READING TEXT.
Who could they go to? LG Gill is a graduate transfer from Duquesne who is considering Texas. Gill is 6-foot-8-inches tall and 220 pounds and would be a nice fit in the forward-light current make-up of the Longhorns. Gill averaged 10.1 points and 6.5 rebounds last season. Outside Gill, there’s not much chatter about possible transfers to Texas, at least of the graduate variety that could help right away.
The high school prospect pool for the Class of 2016 is increasingly shrinking as summer approaches. Only five of ESPN’s top 100 players remain uncommitted and Texas is only in serious contention (as of now) for Allen.
Jai Lucas officially an assistant.
Texas promoted its director of basketball operations Jai Lucas to assistant coach over the weekend. Lucas will now be an on-the-court coach and allowed to recruit off campus. The NCAA only allows four assistants on the bench. Lucas has never held any assistant coaching jobs and has never been an off campus recruiter.
But he was a wanted man last week.
Reports surfaced that first-year TCU coach Jamie Dixon was set to hire Lucas as an assistant. But the very next day, those rumors were extinguished by ESPN college basketball reporter Jeff Goodman.
Sounds as though Shaka Smart will keep Jai Lucas on staff. Lucas was close to joining Jamie Dixon's staff at TCU as an assistant.
— Jeff Goodman (@GoodmanHoops) April 29, 2016
The next day, Texas made the move to promote Lucas and demote Mike Morrell, a move that Goodman and others found odd.
Shaka Smart demoting Mike Morrell off the road to move Jai Lucas up, per source. Like Jai, but Morrell got majority of players in UT class.
— Jeff Goodman (@GoodmanHoops) April 30, 2016
Sure is. This is a head-scratcher by Shaka. https://t.co/0dXubvvmIG
— Jeff Goodman (@GoodmanHoops) April 30, 2016
Mike Morrell, who came to Texas from VCU with Shaka, will get an as-yet-undecided title. This move takes him off the road in recruiting.
— Brian Davis (@BDavisAAS) April 30, 2016
I don't know many competitive people who want to go backward in their chosen profession. https://t.co/naaVWmfjDz
— Brian Davis (@BDavisAAS) April 30, 2016
Also, for those wondering, Texas assistant Darren Horn has been lead recruiter on Jarrett Allen. Well, Horn and Shaka.
— Brian Davis (@BDavisAAS) April 30, 2016
Making sense of the move:
Why all the fuss over Lucas? Well, it may be because Lucas has deep basketball ties in the state.
His father is famed life coach and basketball guru John Lucas, the former NBA head coach and Houston Rocket who is still based in Houston. John Lucas trains and mentors many of the state’s and nation’s top basketball talents.
While there are rumors that Jai Lucas has a relationship with Allen because of his dad, his promotion may be less about beating Kansas and Houston for Allen and more about Smart assessing his staff’s in-state recruiting performance in the 2016 cycle and thinking big picture.

STORED DATA.
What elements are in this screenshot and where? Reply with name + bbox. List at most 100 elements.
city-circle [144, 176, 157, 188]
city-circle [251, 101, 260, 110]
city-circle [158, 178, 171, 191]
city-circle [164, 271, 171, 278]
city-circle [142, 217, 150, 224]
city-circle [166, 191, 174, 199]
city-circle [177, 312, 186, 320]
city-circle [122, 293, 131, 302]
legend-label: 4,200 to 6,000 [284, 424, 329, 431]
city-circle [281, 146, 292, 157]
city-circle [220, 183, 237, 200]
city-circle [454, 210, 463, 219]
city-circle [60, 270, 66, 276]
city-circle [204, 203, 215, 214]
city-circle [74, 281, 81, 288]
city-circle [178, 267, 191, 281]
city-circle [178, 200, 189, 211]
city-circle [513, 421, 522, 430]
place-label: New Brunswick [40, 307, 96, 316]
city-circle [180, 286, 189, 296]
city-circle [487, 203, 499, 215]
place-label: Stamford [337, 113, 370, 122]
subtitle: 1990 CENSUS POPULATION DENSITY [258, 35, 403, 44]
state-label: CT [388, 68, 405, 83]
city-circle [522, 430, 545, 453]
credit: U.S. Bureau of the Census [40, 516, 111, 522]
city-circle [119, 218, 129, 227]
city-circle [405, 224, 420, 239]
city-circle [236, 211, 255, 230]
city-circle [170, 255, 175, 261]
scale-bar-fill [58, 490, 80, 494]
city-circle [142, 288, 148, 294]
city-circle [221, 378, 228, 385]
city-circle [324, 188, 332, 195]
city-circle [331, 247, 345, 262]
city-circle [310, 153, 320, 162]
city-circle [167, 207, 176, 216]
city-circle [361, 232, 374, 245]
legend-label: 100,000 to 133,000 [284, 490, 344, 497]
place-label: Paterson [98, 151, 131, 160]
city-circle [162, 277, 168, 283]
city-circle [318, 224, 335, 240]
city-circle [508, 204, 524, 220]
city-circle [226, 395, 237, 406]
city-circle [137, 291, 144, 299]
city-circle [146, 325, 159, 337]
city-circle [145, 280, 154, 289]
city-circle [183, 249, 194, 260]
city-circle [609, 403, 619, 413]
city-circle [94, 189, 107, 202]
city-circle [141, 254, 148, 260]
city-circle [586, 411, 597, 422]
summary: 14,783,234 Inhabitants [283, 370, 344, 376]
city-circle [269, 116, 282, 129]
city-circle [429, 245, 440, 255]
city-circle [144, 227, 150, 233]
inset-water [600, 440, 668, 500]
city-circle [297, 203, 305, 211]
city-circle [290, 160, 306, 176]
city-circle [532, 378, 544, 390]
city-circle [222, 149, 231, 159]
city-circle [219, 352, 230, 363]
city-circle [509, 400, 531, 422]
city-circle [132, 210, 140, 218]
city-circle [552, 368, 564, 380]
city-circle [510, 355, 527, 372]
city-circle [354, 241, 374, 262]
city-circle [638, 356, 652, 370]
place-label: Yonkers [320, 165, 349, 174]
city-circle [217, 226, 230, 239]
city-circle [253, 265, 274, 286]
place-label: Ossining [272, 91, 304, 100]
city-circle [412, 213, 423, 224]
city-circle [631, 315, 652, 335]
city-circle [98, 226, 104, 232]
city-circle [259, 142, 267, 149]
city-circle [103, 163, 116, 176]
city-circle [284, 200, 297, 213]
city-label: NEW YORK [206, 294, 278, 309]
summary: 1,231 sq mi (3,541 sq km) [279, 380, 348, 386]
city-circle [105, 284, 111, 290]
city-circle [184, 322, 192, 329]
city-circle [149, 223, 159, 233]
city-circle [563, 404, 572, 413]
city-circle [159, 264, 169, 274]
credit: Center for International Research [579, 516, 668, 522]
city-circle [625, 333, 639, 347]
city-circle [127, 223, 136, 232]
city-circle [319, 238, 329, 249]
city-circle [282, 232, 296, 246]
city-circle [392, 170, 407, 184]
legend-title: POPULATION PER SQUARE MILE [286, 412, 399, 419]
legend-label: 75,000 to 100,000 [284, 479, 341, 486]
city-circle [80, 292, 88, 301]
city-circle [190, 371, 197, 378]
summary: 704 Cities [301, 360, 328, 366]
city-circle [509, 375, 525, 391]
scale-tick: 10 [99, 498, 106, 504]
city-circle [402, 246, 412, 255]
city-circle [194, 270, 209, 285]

EXERCISE. Reproduce the passage of the Texas basketball article between "Who could they" and "now) for Allen.", inclusive.

SOLUTION TO THE EXERCISE.
Who could they go to? LG Gill is a graduate transfer from Duquesne who is considering Texas. Gill is 6-foot-8-inches tall and 220 pounds and would be a nice fit in the forward-light current make-up of the Longhorns. Gill averaged 10.1 points and 6.5 rebounds last season. Outside Gill, there’s not much chatter about possible transfers to Texas, at least of the graduate variety that could help right away.
The high school prospect pool for the Class of 2016 is increasingly shrinking as summer approaches. Only five of ESPN’s top 100 players remain uncommitted and Texas is only in serious contention (as of now) for Allen.